[Extracted material]

----

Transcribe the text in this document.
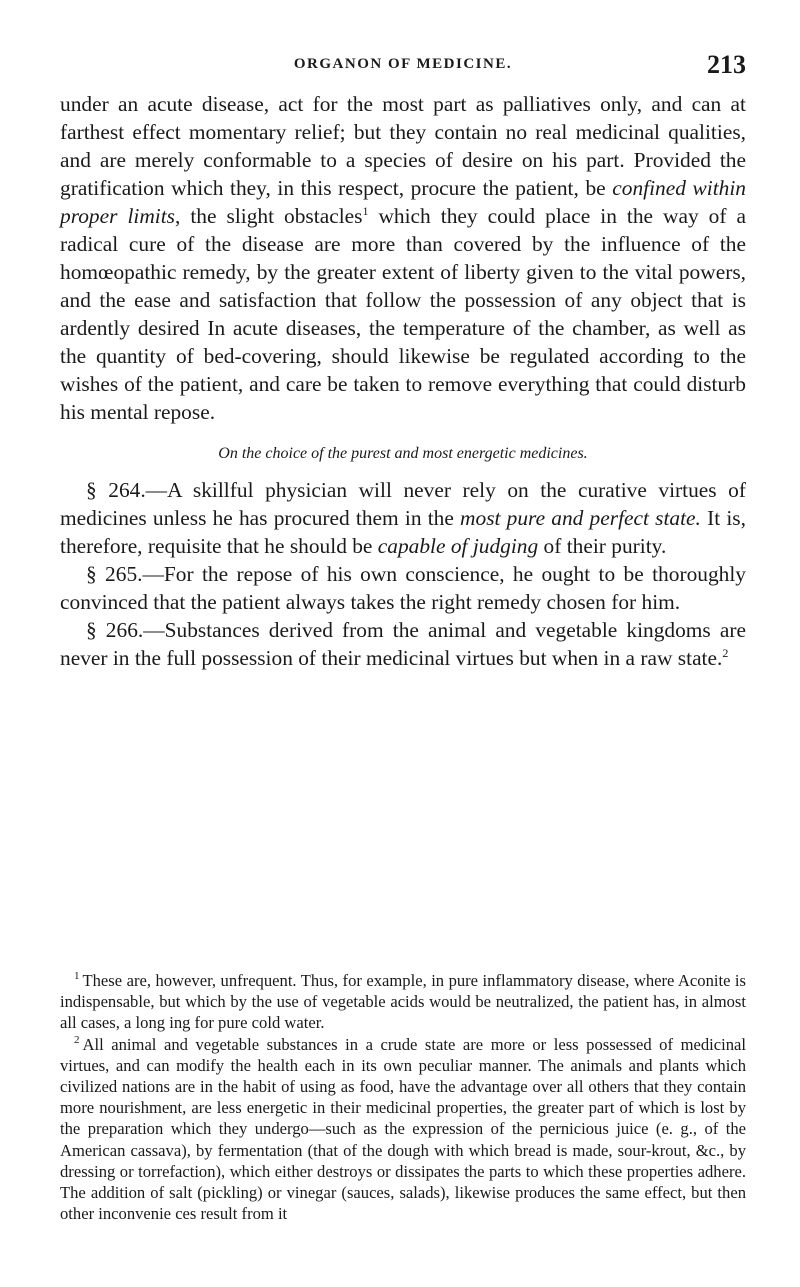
ORGANON OF MEDICINE.	213

under an acute disease, act for the most part as palliatives only, and can at farthest effect momentary relief; but they contain no real medicinal qualities, and are merely conformable to a species of desire on his part. Provided the gratification which they, in this respect, procure the patient, be confined within proper limits, the slight obstacles$^1$ which they could place in the way of a radical cure of the disease are more than covered by the influence of the homœopathic remedy, by the greater extent of liberty given to the vital powers, and the ease and satisfaction that follow the possession of any object that is ardently desired In acute diseases, the temperature of the chamber, as well as the quantity of bed-covering, should likewise be regulated according to the wishes of the patient, and care be taken to remove everything that could disturb his mental repose.

On the choice of the purest and most energetic medicines.

§ 264.—A skillful physician will never rely on the curative virtues of medicines unless he has procured them in the most pure and perfect state. It is, therefore, requisite that he should be capable of judging of their purity.

§ 265.—For the repose of his own conscience, he ought to be thoroughly convinced that the patient always takes the right remedy chosen for him.

§ 266.—Substances derived from the animal and vegetable kingdoms are never in the full possession of their medicinal virtues but when in a raw state.$^2$

$^1$ These are, however, unfrequent. Thus, for example, in pure inflammatory disease, where Aconite is indispensable, but which by the use of vegetable acids would be neutralized, the patient has, in almost all cases, a long ing for pure cold water.

$^2$ All animal and vegetable substances in a crude state are more or less possessed of medicinal virtues, and can modify the health each in its own peculiar manner. The animals and plants which civilized nations are in the habit of using as food, have the advantage over all others that they contain more nourishment, are less energetic in their medicinal properties, the greater part of which is lost by the preparation which they undergo—such as the expression of the pernicious juice (e. g., of the American cassava), by fermentation (that of the dough with which bread is made, sour-krout, &c., by dressing or torrefaction), which either destroys or dissipates the parts to which these properties adhere. The addition of salt (pickling) or vinegar (sauces, salads), likewise produces the same effect, but then other inconvenie ces result from it
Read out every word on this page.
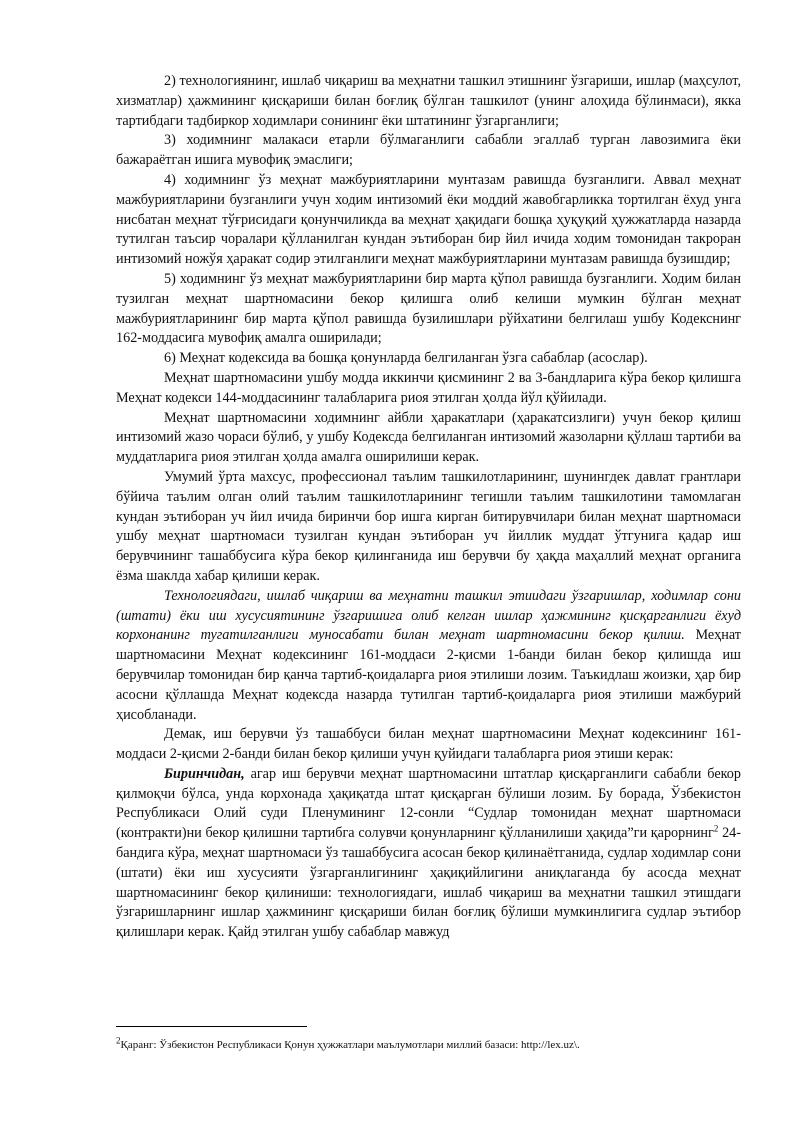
2) технологиянинг, ишлаб чиқариш ва меҳнатни ташкил этишнинг ўзгариши, ишлар (маҳсулот, хизматлар) ҳажмининг қисқариши билан боғлиқ бўлган ташкилот (унинг алоҳида бўлинмаси), якка тартибдаги тадбиркор ходимлари сонининг ёки штатининг ўзгарганлиги;

3) ходимнинг малакаси етарли бўлмаганлиги сабабли эгаллаб турган лавозимига ёки бажараётган ишига мувофиқ эмаслиги;

4) ходимнинг ўз меҳнат мажбуриятларини мунтазам равишда бузганлиги. Аввал меҳнат мажбуриятларини бузганлиги учун ходим интизомий ёки моддий жавобгарликка тортилган ёхуд унга нисбатан меҳнат тўғрисидаги қонунчиликда ва меҳнат ҳақидаги бошқа ҳуқуқий ҳужжатларда назарда тутилган таъсир чоралари қўлланилган кундан эътиборан бир йил ичида ходим томонидан такроран интизомий ножўя ҳаракат содир этилганлиги меҳнат мажбуриятларини мунтазам равишда бузишдир;

5) ходимнинг ўз меҳнат мажбуриятларини бир марта қўпол равишда бузганлиги. Ходим билан тузилган меҳнат шартномасини бекор қилишга олиб келиши мумкин бўлган меҳнат мажбуриятларининг бир марта қўпол равишда бузилишлари рўйхатини белгилаш ушбу Кодекснинг 162-моддасига мувофиқ амалга оширилади;

6) Меҳнат кодексида ва бошқа қонунларда белгиланган ўзга сабаблар (асослар).

Меҳнат шартномасини ушбу модда иккинчи қисмининг 2 ва 3-бандларига кўра бекор қилишга Меҳнат кодекси 144-моддасининг талабларига риоя этилган ҳолда йўл қўйилади.

Меҳнат шартномасини ходимнинг айбли ҳаракатлари (ҳаракатсизлиги) учун бекор қилиш интизомий жазо чораси бўлиб, у ушбу Кодексда белгиланган интизомий жазоларни қўллаш тартиби ва муддатларига риоя этилган ҳолда амалга оширилиши керак.

Умумий ўрта махсус, профессионал таълим ташкилотларининг, шунингдек давлат грантлари бўйича таълим олган олий таълим ташкилотларининг тегишли таълим ташкилотини тамомлаган кундан эътиборан уч йил ичида биринчи бор ишга кирган битирувчилари билан меҳнат шартномаси ушбу меҳнат шартномаси тузилган кундан эътиборан уч йиллик муддат ўтгунига қадар иш берувчининг ташаббусига кўра бекор қилинганида иш берувчи бу ҳақда маҳаллий меҳнат органига ёзма шаклда хабар қилиши керак.

Технологиядаги, ишлаб чиқариш ва меҳнатни ташкил этиидаги ўзгаришлар, ходимлар сони (штати) ёки иш хусусиятининг ўзгаришига олиб келган ишлар ҳажмининг қисқарганлиги ёхуд корхонанинг тугатилганлиги муносабати билан меҳнат шартномасини бекор қилиш. Меҳнат шартномасини Меҳнат кодексининг 161-моддаси 2-қисми 1-банди билан бекор қилишда иш берувчилар томонидан бир қанча тартиб-қоидаларга риоя этилиши лозим. Таъкидлаш жоизки, ҳар бир асосни қўллашда Меҳнат кодексда назарда тутилган тартиб-қоидаларга риоя этилиши мажбурий ҳисобланади.

Демак, иш берувчи ўз ташаббуси билан меҳнат шартномасини Меҳнат кодексининг 161-моддаси 2-қисми 2-банди билан бекор қилиши учун қуйидаги талабларга риоя этиши керак:

Биринчидан, агар иш берувчи меҳнат шартномасини штатлар қисқарганлиги сабабли бекор қилмоқчи бўлса, унда корхонада ҳақиқатда штат қисқарган бўлиши лозим. Бу борада, Ўзбекистон Республикаси Олий суди Пленумининг 12-сонли “Судлар томонидан меҳнат шартномаси (контракти)ни бекор қилишни тартибга солувчи қонунларнинг қўлланилиши ҳақида”ги қарорнинг$^2$ 24-бандига кўра, меҳнат шартномаси ўз ташаббусига асосан бекор қилинаётганида, судлар ходимлар сони (штати) ёки иш хусусияти ўзгарганлигининг ҳақиқийлигини аниқлаганда бу асосда меҳнат шартномасининг бекор қилиниши: технологиядаги, ишлаб чиқариш ва меҳнатни ташкил этишдаги ўзгаришларнинг ишлар ҳажмининг қисқариши билан боғлиқ бўлиши мумкинлигига судлар эътибор қилишлари керак. Қайд этилган ушбу сабаблар мавжуд

$^2$Қаранг: Ўзбекистон Республикаси Қонун ҳужжатлари маълумотлари миллий базаси: http://lex.uz\.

----

[Objective]
The material above must be printed exactly, with its pictures left out.

[Answer to the task]
Transcribe the text in this document.
ORGANON OF MEDICINE.	213

under an acute disease, act for the most part as palliatives only, and can at farthest effect momentary relief; but they contain no real medicinal qualities, and are merely conformable to a species of desire on his part. Provided the gratification which they, in this respect, procure the patient, be confined within proper limits, the slight obstacles$^1$ which they could place in the way of a radical cure of the disease are more than covered by the influence of the homœopathic remedy, by the greater extent of liberty given to the vital powers, and the ease and satisfaction that follow the possession of any object that is ardently desired In acute diseases, the temperature of the chamber, as well as the quantity of bed-covering, should likewise be regulated according to the wishes of the patient, and care be taken to remove everything that could disturb his mental repose.

On the choice of the purest and most energetic medicines.

§ 264.—A skillful physician will never rely on the curative virtues of medicines unless he has procured them in the most pure and perfect state. It is, therefore, requisite that he should be capable of judging of their purity.

§ 265.—For the repose of his own conscience, he ought to be thoroughly convinced that the patient always takes the right remedy chosen for him.

§ 266.—Substances derived from the animal and vegetable kingdoms are never in the full possession of their medicinal virtues but when in a raw state.$^2$

$^1$ These are, however, unfrequent. Thus, for example, in pure inflammatory disease, where Aconite is indispensable, but which by the use of vegetable acids would be neutralized, the patient has, in almost all cases, a long ing for pure cold water.

$^2$ All animal and vegetable substances in a crude state are more or less possessed of medicinal virtues, and can modify the health each in its own peculiar manner. The animals and plants which civilized nations are in the habit of using as food, have the advantage over all others that they contain more nourishment, are less energetic in their medicinal properties, the greater part of which is lost by the preparation which they undergo—such as the expression of the pernicious juice (e. g., of the American cassava), by fermentation (that of the dough with which bread is made, sour-krout, &c., by dressing or torrefaction), which either destroys or dissipates the parts to which these properties adhere. The addition of salt (pickling) or vinegar (sauces, salads), likewise produces the same effect, but then other inconvenie ces result from it
Read out every word on this page.
2) технологиянинг, ишлаб чиқариш ва меҳнатни ташкил этишнинг ўзгариши, ишлар (маҳсулот, хизматлар) ҳажмининг қисқариши билан боғлиқ бўлган ташкилот (унинг алоҳида бўлинмаси), якка тартибдаги тадбиркор ходимлари сонининг ёки штатининг ўзгарганлиги;

3) ходимнинг малакаси етарли бўлмаганлиги сабабли эгаллаб турган лавозимига ёки бажараётган ишига мувофиқ эмаслиги;

4) ходимнинг ўз меҳнат мажбуриятларини мунтазам равишда бузганлиги. Аввал меҳнат мажбуриятларини бузганлиги учун ходим интизомий ёки моддий жавобгарликка тортилган ёхуд унга нисбатан меҳнат тўғрисидаги қонунчиликда ва меҳнат ҳақидаги бошқа ҳуқуқий ҳужжатларда назарда тутилган таъсир чоралари қўлланилган кундан эътиборан бир йил ичида ходим томонидан такроран интизомий ножўя ҳаракат содир этилганлиги меҳнат мажбуриятларини мунтазам равишда бузишдир;

5) ходимнинг ўз меҳнат мажбуриятларини бир марта қўпол равишда бузганлиги. Ходим билан тузилган меҳнат шартномасини бекор қилишга олиб келиши мумкин бўлган меҳнат мажбуриятларининг бир марта қўпол равишда бузилишлари рўйхатини белгилаш ушбу Кодекснинг 162-моддасига мувофиқ амалга оширилади;

6) Меҳнат кодексида ва бошқа қонунларда белгиланган ўзга сабаблар (асослар).

Меҳнат шартномасини ушбу модда иккинчи қисмининг 2 ва 3-бандларига кўра бекор қилишга Меҳнат кодекси 144-моддасининг талабларига риоя этилган ҳолда йўл қўйилади.

Меҳнат шартномасини ходимнинг айбли ҳаракатлари (ҳаракатсизлиги) учун бекор қилиш интизомий жазо чораси бўлиб, у ушбу Кодексда белгиланган интизомий жазоларни қўллаш тартиби ва муддатларига риоя этилган ҳолда амалга оширилиши керак.

Умумий ўрта махсус, профессионал таълим ташкилотларининг, шунингдек давлат грантлари бўйича таълим олган олий таълим ташкилотларининг тегишли таълим ташкилотини тамомлаган кундан эътиборан уч йил ичида биринчи бор ишга кирган битирувчилари билан меҳнат шартномаси ушбу меҳнат шартномаси тузилган кундан эътиборан уч йиллик муддат ўтгунига қадар иш берувчининг ташаббусига кўра бекор қилинганида иш берувчи бу ҳақда маҳаллий меҳнат органига ёзма шаклда хабар қилиши керак.

Технологиядаги, ишлаб чиқариш ва меҳнатни ташкил этиидаги ўзгаришлар, ходимлар сони (штати) ёки иш хусусиятининг ўзгаришига олиб келган ишлар ҳажмининг қисқарганлиги ёхуд корхонанинг тугатилганлиги муносабати билан меҳнат шартномасини бекор қилиш. Меҳнат шартномасини Меҳнат кодексининг 161-моддаси 2-қисми 1-банди билан бекор қилишда иш берувчилар томонидан бир қанча тартиб-қоидаларга риоя этилиши лозим. Таъкидлаш жоизки, ҳар бир асосни қўллашда Меҳнат кодексда назарда тутилган тартиб-қоидаларга риоя этилиши мажбурий ҳисобланади.

Демак, иш берувчи ўз ташаббуси билан меҳнат шартномасини Меҳнат кодексининг 161-моддаси 2-қисми 2-банди билан бекор қилиши учун қуйидаги талабларга риоя этиши керак:

Биринчидан, агар иш берувчи меҳнат шартномасини штатлар қисқарганлиги сабабли бекор қилмоқчи бўлса, унда корхонада ҳақиқатда штат қисқарган бўлиши лозим. Бу борада, Ўзбекистон Республикаси Олий суди Пленумининг 12-сонли “Судлар томонидан меҳнат шартномаси (контракти)ни бекор қилишни тартибга солувчи қонунларнинг қўлланилиши ҳақида”ги қарорнинг$^2$ 24-бандига кўра, меҳнат шартномаси ўз ташаббусига асосан бекор қилинаётганида, судлар ходимлар сони (штати) ёки иш хусусияти ўзгарганлигининг ҳақиқийлигини аниқлаганда бу асосда меҳнат шартномасининг бекор қилиниши: технологиядаги, ишлаб чиқариш ва меҳнатни ташкил этишдаги ўзгаришларнинг ишлар ҳажмининг қисқариши билан боғлиқ бўлиши мумкинлигига судлар эътибор қилишлари керак. Қайд этилган ушбу сабаблар мавжуд

$^2$Қаранг: Ўзбекистон Республикаси Қонун ҳужжатлари маълумотлари миллий базаси: http://lex.uz\.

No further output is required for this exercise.